What is asked:
- a) According to the interview excerpt below, why did the speaker decide to work out a single text of The Silmarillion rather than present the full diversity of the materials in one book? Answer in one to three sentences.
- b) Using the interview excerpt below, decide whether each statement agrees with it. For each, answer yes or no and quote the deciding words exactly. (i) The speaker began work on The Silmarillion soon after the father's death in 1973. (ii) The verse-form of the poems is modeled on the poems of the 'Elder Edda.' (iii) The speaker expects most readers of these poems to be familiar with stories told in verse.
- c) From the interview excerpt below, reproduce the passage that begins at the words "Taking these two" and stops after the words "an unexpected impact.".

Source excerpt:
Do you think that this new work will be of interest to an audience who may be unfamiliar with appreciating stories told in verse?
What do you think readers will make of it, particularly given that it’s not set in Middle-earth? Was part of the reason to publish it a hope on your part to broaden their experience of and appreciation for your father’s work in general?
Taking these two questions together, I have to assume that for many or indeed for most people who read or might read these poems this is unknown territory. I dare say that a good many will be instantly put off by the very idea of ‘long narrative poems in verse’ and pursue it no further.
On the other hand, it may be that the verse-form in which they are written, closely modelled in metre and manner on the poems of the ‘Elder Edda’ (in which aspects of the story were told long ago by different poets in Norway and Iceland) will have an unexpected impact.
My hope is that some of those who appreciate and admire the works of my father will find it illuminating in respect of Old Norse poetry in general, in his own treatment of the fierce, passionate and mysterious legend, and in this further and little known aspect of him as both philologist and poet. Above all I hope they will take pleasure in this poetry.
Could you explain why you took the decision years ago to work on The Silmarillion? It has been said that your father either didn’t want to, or couldn’t, finish The Silmarillion. What made you decide to take it on, and how did you go about drawing together over 60 years’ worth of material to create a coherent work? How hard was it?
I think the fundamental problem for my father (and for me!) was this: up to the last year of his life he was still evolving his ideas in the central work of his life, as I hold it to be, that came to be called The Silmarillion, which had begun in tales and poems of his youth.
It was now a changed world. I can’t do better than to repeat what I said in my Foreword to the published Silmarillion – and that was already 32 years ago.
As the years passed the changes and variants, both in detail and in larger perspectives, became so complex, so pervasive, and so many-layered that a final and definitive version seemed unattainable. Moreover the old legends (‘old’ now not only in their derivation from the remote First Age, but also in terms of my father’s life) became the vehicle and depository of his profoundest reflections. In his later writing mythology and poetry sank down behind his theological and philosophical preoccupations: from which arose incompatibilities of tone.
I took it on because I had agreed with my father that I should; and I began work on it soon after his death in 1973. As I wrote in the same place,
On my father’s death it fell to me to try to bring the work into publishable form. It became clear to me that to attempt to present, within the covers of a single book, the diversity of the materials – to show The Silmarillion as in truth a continuing and evolving creation extending over more than half a century – would in fact lead only to confusion and the submerging of what is essential. I set myself therefore to work out a single text, selecting and arranging in such a way as seemed to me to produce the most coherent and internally self-consistent narrative.

Supplied data:
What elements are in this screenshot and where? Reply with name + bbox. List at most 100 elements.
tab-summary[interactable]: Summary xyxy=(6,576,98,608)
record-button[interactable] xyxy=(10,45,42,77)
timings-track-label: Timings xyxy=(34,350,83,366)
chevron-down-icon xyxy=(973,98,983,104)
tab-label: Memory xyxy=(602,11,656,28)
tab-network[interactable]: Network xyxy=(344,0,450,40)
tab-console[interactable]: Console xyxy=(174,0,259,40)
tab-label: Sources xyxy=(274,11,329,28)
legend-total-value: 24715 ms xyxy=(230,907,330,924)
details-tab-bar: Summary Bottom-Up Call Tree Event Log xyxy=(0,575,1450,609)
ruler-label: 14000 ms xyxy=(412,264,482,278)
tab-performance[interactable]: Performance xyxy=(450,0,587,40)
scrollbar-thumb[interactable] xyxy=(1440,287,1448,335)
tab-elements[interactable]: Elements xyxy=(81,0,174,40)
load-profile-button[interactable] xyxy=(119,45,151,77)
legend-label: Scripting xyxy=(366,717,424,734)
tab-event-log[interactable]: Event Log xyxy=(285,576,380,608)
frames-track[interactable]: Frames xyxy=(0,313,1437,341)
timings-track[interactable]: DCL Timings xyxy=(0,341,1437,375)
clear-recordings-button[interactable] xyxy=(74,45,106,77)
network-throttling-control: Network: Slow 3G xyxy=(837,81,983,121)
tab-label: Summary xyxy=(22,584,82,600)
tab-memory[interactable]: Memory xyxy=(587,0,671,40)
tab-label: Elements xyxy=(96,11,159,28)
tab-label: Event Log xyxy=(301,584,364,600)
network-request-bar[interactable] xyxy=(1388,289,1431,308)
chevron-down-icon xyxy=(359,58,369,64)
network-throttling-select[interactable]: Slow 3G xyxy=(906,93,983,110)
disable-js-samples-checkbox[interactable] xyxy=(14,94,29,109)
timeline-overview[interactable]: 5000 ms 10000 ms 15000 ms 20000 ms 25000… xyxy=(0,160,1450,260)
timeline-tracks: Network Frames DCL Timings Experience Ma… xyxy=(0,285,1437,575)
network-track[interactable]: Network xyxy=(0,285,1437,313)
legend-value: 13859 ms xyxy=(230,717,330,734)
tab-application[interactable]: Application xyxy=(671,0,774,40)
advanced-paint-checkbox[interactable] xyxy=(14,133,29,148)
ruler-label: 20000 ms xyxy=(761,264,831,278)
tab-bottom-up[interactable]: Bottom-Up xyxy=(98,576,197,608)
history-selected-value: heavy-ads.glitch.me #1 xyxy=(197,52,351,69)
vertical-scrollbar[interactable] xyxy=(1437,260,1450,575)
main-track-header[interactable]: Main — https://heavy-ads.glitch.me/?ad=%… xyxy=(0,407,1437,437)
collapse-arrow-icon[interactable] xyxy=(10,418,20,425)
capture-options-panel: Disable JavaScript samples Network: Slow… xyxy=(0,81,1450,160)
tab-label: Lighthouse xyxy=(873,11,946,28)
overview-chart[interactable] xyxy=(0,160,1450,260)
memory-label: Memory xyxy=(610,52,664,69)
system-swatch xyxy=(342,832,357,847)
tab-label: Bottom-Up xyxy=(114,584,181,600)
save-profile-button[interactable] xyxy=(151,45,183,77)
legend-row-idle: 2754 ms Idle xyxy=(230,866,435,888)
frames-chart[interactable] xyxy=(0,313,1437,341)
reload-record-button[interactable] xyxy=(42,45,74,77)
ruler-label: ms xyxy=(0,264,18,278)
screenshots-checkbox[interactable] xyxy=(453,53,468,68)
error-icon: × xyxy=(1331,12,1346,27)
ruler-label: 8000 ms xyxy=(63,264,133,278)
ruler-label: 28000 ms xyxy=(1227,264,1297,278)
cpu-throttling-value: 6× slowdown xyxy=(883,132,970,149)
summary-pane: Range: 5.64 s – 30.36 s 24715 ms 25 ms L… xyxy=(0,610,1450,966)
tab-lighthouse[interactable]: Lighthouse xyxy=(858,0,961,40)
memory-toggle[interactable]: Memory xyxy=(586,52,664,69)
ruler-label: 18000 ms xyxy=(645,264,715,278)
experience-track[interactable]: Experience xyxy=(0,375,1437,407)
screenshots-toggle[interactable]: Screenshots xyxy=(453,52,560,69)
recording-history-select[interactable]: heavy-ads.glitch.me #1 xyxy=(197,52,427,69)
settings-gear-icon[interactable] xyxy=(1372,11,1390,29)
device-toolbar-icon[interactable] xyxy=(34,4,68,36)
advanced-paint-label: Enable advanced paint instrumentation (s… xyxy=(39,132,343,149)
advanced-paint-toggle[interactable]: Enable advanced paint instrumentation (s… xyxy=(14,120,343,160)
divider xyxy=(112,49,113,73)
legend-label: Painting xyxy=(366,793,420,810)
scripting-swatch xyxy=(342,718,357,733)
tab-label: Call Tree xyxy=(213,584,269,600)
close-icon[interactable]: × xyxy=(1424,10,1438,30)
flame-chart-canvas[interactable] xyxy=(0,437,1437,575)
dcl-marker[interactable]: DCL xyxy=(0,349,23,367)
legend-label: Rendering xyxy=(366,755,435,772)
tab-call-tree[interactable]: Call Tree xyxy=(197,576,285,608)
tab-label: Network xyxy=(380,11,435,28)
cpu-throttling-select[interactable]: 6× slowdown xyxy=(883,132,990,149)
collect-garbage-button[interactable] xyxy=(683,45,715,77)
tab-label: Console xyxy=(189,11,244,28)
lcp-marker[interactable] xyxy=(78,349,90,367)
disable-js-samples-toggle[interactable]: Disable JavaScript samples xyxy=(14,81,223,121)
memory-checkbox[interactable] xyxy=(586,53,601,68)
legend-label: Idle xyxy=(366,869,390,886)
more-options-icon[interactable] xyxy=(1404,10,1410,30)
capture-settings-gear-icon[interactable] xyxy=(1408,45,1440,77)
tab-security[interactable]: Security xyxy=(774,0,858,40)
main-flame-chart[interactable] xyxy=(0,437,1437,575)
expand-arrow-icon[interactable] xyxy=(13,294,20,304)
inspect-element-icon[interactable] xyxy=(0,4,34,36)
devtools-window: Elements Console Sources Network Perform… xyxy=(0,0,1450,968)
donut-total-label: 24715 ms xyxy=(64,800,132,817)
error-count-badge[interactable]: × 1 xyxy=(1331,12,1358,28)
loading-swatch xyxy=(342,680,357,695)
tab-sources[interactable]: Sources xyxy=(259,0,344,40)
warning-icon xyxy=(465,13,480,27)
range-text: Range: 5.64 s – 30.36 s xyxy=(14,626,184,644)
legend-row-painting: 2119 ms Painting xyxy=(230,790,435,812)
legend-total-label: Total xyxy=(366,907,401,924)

Response list:
- a) The speaker concluded that presenting the diversity of the materials within a single book, showing The Silmarillion as a creation that kept evolving over more than half a century, would lead only to confusion and the submerging of what is essential. For that reason, the speaker selected and arranged the material to produce the most coherent and internally self-consistent narrative.

- b)
(i) Yes: "I began work on it soon after his death in 1973"
(ii) Yes: "closely modelled in metre and manner on the poems of the ‘Elder Edda’"
(iii) No: "for many or indeed for most people who read or might read these poems this is unknown territory"

- c)
Taking these two questions together, I have to assume that for many or indeed for most people who read or might read these poems this is unknown territory. I dare say that a good many will be instantly put off by the very idea of ‘long narrative poems in verse’ and pursue it no further.
On the other hand, it may be that the verse-form in which they are written, closely modelled in metre and manner on the poems of the ‘Elder Edda’ (in which aspects of the story were told long ago by different poets in Norway and Iceland) will have an unexpected impact.